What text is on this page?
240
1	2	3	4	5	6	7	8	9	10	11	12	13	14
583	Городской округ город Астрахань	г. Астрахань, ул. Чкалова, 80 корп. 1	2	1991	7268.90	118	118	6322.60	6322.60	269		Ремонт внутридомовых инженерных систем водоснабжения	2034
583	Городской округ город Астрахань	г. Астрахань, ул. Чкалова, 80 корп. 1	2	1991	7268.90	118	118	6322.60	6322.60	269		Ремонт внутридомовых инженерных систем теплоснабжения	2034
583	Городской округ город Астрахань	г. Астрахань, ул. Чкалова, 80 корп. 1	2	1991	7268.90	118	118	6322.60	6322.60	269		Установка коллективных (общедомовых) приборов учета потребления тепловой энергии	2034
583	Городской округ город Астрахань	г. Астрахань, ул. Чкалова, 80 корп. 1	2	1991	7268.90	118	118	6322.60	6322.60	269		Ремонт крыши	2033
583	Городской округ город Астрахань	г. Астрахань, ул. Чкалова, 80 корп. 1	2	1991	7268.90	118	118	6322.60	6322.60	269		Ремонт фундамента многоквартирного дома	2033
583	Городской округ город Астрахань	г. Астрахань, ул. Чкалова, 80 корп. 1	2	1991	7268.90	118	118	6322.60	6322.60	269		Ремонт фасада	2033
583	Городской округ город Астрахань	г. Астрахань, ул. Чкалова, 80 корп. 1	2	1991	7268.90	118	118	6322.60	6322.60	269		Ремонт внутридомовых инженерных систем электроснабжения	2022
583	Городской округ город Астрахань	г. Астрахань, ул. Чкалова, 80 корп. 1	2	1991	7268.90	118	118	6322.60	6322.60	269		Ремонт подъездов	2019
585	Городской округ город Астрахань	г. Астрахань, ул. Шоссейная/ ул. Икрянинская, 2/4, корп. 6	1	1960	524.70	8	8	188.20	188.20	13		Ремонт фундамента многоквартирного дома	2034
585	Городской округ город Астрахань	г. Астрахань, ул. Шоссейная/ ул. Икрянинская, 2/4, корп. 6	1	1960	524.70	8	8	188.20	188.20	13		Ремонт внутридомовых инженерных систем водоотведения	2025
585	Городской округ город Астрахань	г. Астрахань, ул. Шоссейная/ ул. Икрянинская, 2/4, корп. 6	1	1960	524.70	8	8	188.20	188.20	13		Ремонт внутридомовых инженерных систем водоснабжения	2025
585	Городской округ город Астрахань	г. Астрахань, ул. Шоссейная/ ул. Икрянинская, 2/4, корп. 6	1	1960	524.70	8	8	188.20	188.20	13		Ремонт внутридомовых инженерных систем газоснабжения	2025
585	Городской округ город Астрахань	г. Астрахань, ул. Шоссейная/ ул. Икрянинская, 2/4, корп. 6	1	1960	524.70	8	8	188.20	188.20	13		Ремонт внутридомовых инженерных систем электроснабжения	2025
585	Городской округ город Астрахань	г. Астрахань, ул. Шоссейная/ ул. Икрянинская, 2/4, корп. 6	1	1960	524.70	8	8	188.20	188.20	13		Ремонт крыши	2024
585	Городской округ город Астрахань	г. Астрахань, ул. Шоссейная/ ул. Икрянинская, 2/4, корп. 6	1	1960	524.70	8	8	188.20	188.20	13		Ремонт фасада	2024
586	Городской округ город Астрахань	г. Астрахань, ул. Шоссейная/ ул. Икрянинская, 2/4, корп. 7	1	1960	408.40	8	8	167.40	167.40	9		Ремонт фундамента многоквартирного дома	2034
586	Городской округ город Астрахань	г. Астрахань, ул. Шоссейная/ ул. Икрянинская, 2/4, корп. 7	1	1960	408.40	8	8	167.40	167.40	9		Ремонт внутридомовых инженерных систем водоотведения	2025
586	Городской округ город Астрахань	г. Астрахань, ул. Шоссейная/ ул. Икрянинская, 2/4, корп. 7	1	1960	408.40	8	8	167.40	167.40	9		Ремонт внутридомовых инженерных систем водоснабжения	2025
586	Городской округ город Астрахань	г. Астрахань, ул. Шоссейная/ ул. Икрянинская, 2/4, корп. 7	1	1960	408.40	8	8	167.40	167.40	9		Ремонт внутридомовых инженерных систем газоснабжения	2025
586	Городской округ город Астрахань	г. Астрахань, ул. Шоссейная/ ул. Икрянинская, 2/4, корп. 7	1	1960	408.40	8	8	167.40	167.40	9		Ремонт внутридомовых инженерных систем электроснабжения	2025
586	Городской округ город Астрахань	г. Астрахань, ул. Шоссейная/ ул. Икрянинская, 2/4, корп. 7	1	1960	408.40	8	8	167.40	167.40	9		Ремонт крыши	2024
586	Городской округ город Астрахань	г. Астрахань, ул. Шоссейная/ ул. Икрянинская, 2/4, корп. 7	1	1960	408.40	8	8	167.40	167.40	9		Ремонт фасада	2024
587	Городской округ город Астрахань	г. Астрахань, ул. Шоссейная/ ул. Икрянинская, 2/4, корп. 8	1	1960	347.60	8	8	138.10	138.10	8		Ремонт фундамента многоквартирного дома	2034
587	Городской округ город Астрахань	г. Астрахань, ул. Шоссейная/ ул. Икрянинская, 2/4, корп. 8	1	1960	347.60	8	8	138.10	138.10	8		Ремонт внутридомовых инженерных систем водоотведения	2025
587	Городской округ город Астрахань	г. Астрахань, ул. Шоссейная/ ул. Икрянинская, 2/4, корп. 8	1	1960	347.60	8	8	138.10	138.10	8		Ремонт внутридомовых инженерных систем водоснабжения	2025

########

Check each line above for the string "фасада" and report how many lines have it, giving only the number.

__FINISHED EXERCISE__: 3